Written exercise
Retype the stretch of items from the line containing "bar-segment [1396,40,1439,76]" through the line containing "bar-segment [888,40,931,55]", keeping both of those lines.

Page element annotations

——

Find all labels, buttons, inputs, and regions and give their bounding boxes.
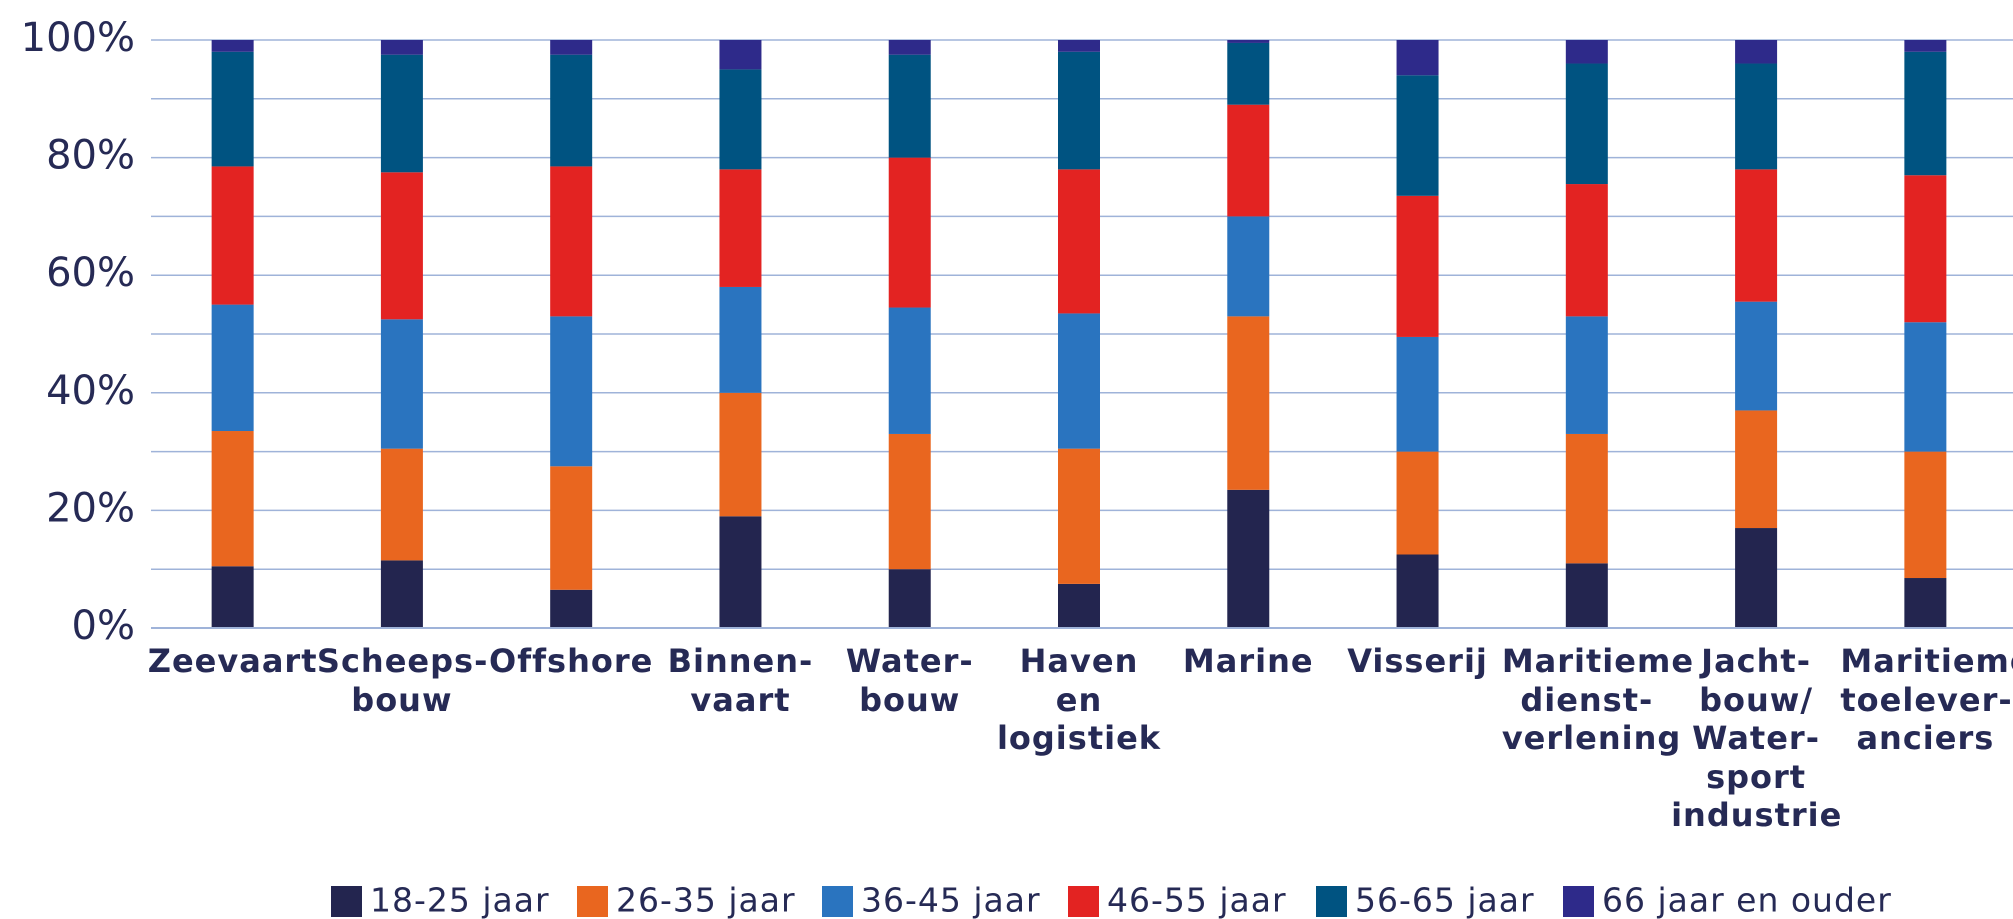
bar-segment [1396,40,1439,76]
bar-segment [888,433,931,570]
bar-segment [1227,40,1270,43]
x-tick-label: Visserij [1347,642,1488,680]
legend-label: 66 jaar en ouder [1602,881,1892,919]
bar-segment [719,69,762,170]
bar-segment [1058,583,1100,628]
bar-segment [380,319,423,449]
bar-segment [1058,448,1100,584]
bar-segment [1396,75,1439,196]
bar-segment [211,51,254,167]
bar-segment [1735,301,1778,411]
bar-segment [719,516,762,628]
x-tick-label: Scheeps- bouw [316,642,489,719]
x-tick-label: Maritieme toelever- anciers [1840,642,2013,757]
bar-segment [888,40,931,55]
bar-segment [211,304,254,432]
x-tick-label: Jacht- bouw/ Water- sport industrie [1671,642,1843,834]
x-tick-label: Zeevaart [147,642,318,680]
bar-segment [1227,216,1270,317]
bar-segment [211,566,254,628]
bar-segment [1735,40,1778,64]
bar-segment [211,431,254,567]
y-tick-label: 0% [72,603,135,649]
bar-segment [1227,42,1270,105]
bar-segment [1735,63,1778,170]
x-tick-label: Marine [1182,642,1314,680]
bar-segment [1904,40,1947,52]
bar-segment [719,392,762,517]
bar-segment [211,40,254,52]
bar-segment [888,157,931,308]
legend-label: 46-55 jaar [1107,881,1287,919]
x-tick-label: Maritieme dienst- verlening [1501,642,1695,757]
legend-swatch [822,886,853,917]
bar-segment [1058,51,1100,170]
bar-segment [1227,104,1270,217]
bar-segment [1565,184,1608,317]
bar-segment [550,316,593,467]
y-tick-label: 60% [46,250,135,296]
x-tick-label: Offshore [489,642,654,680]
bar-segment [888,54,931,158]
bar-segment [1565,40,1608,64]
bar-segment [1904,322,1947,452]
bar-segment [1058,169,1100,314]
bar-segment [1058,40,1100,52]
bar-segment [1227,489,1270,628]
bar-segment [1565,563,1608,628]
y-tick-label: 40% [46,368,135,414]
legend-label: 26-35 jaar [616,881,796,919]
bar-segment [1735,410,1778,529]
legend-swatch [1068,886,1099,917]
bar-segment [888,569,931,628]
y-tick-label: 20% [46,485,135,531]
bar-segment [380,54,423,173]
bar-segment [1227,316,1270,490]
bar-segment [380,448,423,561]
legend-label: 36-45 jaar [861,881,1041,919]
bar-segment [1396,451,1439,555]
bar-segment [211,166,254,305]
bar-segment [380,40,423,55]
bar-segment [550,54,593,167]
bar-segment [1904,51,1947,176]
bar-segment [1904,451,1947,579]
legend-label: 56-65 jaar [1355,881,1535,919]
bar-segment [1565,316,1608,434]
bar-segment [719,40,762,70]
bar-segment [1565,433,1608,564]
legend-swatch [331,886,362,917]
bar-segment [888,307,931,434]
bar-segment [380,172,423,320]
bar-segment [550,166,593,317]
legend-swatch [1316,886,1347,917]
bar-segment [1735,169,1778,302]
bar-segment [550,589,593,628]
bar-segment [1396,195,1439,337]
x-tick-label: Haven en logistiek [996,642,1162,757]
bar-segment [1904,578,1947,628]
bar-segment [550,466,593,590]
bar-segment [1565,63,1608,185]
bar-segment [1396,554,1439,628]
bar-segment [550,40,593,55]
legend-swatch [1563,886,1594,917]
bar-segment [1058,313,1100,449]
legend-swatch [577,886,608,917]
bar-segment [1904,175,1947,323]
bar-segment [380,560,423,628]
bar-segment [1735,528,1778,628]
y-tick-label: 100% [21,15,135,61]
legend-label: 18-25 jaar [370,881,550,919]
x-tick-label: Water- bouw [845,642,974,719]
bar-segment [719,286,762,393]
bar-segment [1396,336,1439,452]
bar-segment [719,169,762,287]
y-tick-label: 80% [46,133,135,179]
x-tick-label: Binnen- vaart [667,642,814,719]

——

Task response
bar-segment [1396,40,1439,76]
bar-segment [888,433,931,570]
bar-segment [1227,40,1270,43]
x-tick-label: Visserij [1347,642,1488,680]
legend-label: 66 jaar en ouder [1602,881,1892,919]
bar-segment [719,69,762,170]
bar-segment [1058,583,1100,628]
bar-segment [380,319,423,449]
bar-segment [1058,448,1100,584]
bar-segment [1396,75,1439,196]
bar-segment [211,51,254,167]
bar-segment [1735,301,1778,411]
bar-segment [719,516,762,628]
x-tick-label: Scheeps- bouw [316,642,489,719]
x-tick-label: Maritieme toelever- anciers [1840,642,2013,757]
bar-segment [888,40,931,55]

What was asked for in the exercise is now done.